══ Extracted information
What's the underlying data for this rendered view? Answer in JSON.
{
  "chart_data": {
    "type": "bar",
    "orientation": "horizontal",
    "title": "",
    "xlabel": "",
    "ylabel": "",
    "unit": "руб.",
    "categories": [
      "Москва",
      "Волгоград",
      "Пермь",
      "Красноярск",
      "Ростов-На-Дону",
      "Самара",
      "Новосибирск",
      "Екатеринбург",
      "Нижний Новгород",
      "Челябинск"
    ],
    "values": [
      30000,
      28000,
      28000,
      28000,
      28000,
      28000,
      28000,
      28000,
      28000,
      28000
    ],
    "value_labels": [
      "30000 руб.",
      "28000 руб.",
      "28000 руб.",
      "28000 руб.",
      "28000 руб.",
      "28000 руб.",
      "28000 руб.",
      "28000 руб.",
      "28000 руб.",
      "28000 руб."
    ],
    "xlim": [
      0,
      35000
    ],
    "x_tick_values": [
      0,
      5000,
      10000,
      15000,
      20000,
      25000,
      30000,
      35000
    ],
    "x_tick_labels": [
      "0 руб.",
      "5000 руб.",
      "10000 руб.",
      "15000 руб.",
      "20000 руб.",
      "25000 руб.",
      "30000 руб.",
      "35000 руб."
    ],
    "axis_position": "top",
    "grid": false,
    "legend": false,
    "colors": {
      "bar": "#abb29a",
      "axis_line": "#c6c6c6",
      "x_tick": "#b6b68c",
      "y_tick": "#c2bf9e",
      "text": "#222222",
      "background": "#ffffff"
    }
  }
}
════
Stated problem. Output each record precisely as given.

Solution for this task.
What's the underlying data for this rendered view? Answer in JSON.
{
  "chart_data": {
    "type": "bar",
    "orientation": "horizontal",
    "title": "",
    "xlabel": "",
    "ylabel": "",
    "unit": "руб.",
    "categories": [
      "Москва",
      "Волгоград",
      "Пермь",
      "Красноярск",
      "Ростов-На-Дону",
      "Самара",
      "Новосибирск",
      "Екатеринбург",
      "Нижний Новгород",
      "Челябинск"
    ],
    "values": [
      30000,
      28000,
      28000,
      28000,
      28000,
      28000,
      28000,
      28000,
      28000,
      28000
    ],
    "value_labels": [
      "30000 руб.",
      "28000 руб.",
      "28000 руб.",
      "28000 руб.",
      "28000 руб.",
      "28000 руб.",
      "28000 руб.",
      "28000 руб.",
      "28000 руб.",
      "28000 руб."
    ],
    "xlim": [
      0,
      35000
    ],
    "x_tick_values": [
      0,
      5000,
      10000,
      15000,
      20000,
      25000,
      30000,
      35000
    ],
    "x_tick_labels": [
      "0 руб.",
      "5000 руб.",
      "10000 руб.",
      "15000 руб.",
      "20000 руб.",
      "25000 руб.",
      "30000 руб.",
      "35000 руб."
    ],
    "axis_position": "top",
    "grid": false,
    "legend": false,
    "colors": {
      "bar": "#abb29a",
      "axis_line": "#c6c6c6",
      "x_tick": "#b6b68c",
      "y_tick": "#c2bf9e",
      "text": "#222222",
      "background": "#ffffff"
    }
  }
}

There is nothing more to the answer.